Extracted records
>>>

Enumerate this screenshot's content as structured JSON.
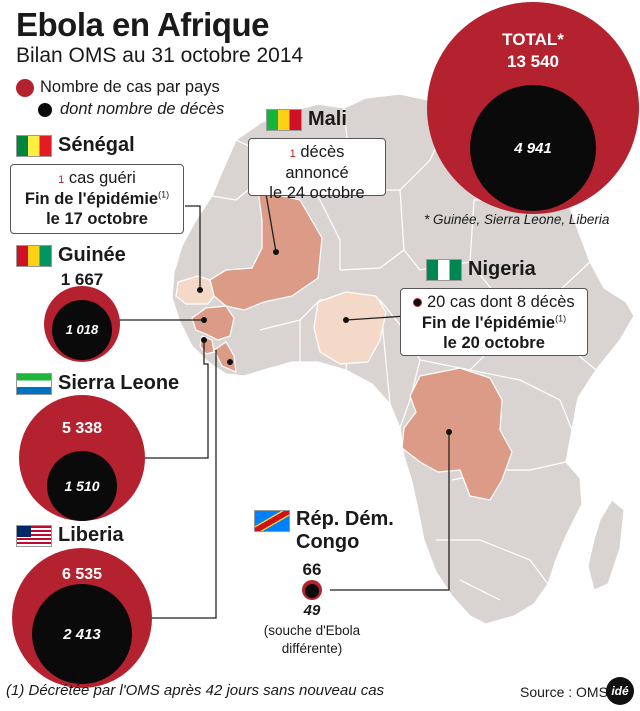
{
  "header": {
    "title": "Ebola en Afrique",
    "subtitle": "Bilan OMS au 31 octobre 2014"
  },
  "legend": {
    "cases_label": "Nombre de cas par pays",
    "deaths_label": "dont nombre de décès"
  },
  "total": {
    "label": "TOTAL*",
    "cases": "13 540",
    "deaths": "4 941",
    "note": "* Guinée, Sierra Leone, Liberia"
  },
  "countries": {
    "mali": {
      "name": "Mali",
      "note_count": "1",
      "note_text": "décès annoncé",
      "note_date": "le 24 octobre"
    },
    "senegal": {
      "name": "Sénégal",
      "note_count": "1",
      "note_text": "cas guéri",
      "note_bold": "Fin de l'épidémie",
      "note_sup": "(1)",
      "note_date": "le 17 octobre"
    },
    "guinee": {
      "name": "Guinée",
      "cases": "1 667",
      "deaths": "1 018"
    },
    "nigeria": {
      "name": "Nigeria",
      "note_text": "20 cas dont 8 décès",
      "note_bold": "Fin de l'épidémie",
      "note_sup": "(1)",
      "note_date": "le 20 octobre"
    },
    "sierra_leone": {
      "name": "Sierra Leone",
      "cases": "5 338",
      "deaths": "1 510"
    },
    "liberia": {
      "name": "Liberia",
      "cases": "6 535",
      "deaths": "2 413"
    },
    "rdc": {
      "name_line1": "Rép. Dém.",
      "name_line2": "Congo",
      "cases": "66",
      "deaths": "49",
      "note_line1": "(souche d'Ebola",
      "note_line2": "différente)"
    }
  },
  "footer": {
    "footnote": "(1) Décrétée par l'OMS après 42 jours sans nouveau cas",
    "source": "Source : OMS",
    "logo": "idé"
  },
  "colors": {
    "cases_red": "#b4222f",
    "deaths_black": "#0a0a0a",
    "land": "#d9d4d2",
    "affected": "#dc9b86",
    "affected_light": "#f4d8c8"
  }
}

<<<

_What you have to do_
Repeat the entries exactly and keep the pictures out of the copy.

_Solution to the exercise_
Enumerate this screenshot's content as structured JSON.
{
  "header": {
    "title": "Ebola en Afrique",
    "subtitle": "Bilan OMS au 31 octobre 2014"
  },
  "legend": {
    "cases_label": "Nombre de cas par pays",
    "deaths_label": "dont nombre de décès"
  },
  "total": {
    "label": "TOTAL*",
    "cases": "13 540",
    "deaths": "4 941",
    "note": "* Guinée, Sierra Leone, Liberia"
  },
  "countries": {
    "mali": {
      "name": "Mali",
      "note_count": "1",
      "note_text": "décès annoncé",
      "note_date": "le 24 octobre"
    },
    "senegal": {
      "name": "Sénégal",
      "note_count": "1",
      "note_text": "cas guéri",
      "note_bold": "Fin de l'épidémie",
      "note_sup": "(1)",
      "note_date": "le 17 octobre"
    },
    "guinee": {
      "name": "Guinée",
      "cases": "1 667",
      "deaths": "1 018"
    },
    "nigeria": {
      "name": "Nigeria",
      "note_text": "20 cas dont 8 décès",
      "note_bold": "Fin de l'épidémie",
      "note_sup": "(1)",
      "note_date": "le 20 octobre"
    },
    "sierra_leone": {
      "name": "Sierra Leone",
      "cases": "5 338",
      "deaths": "1 510"
    },
    "liberia": {
      "name": "Liberia",
      "cases": "6 535",
      "deaths": "2 413"
    },
    "rdc": {
      "name_line1": "Rép. Dém.",
      "name_line2": "Congo",
      "cases": "66",
      "deaths": "49",
      "note_line1": "(souche d'Ebola",
      "note_line2": "différente)"
    }
  },
  "footer": {
    "footnote": "(1) Décrétée par l'OMS après 42 jours sans nouveau cas",
    "source": "Source : OMS",
    "logo": "idé"
  },
  "colors": {
    "cases_red": "#b4222f",
    "deaths_black": "#0a0a0a",
    "land": "#d9d4d2",
    "affected": "#dc9b86",
    "affected_light": "#f4d8c8"
  }
}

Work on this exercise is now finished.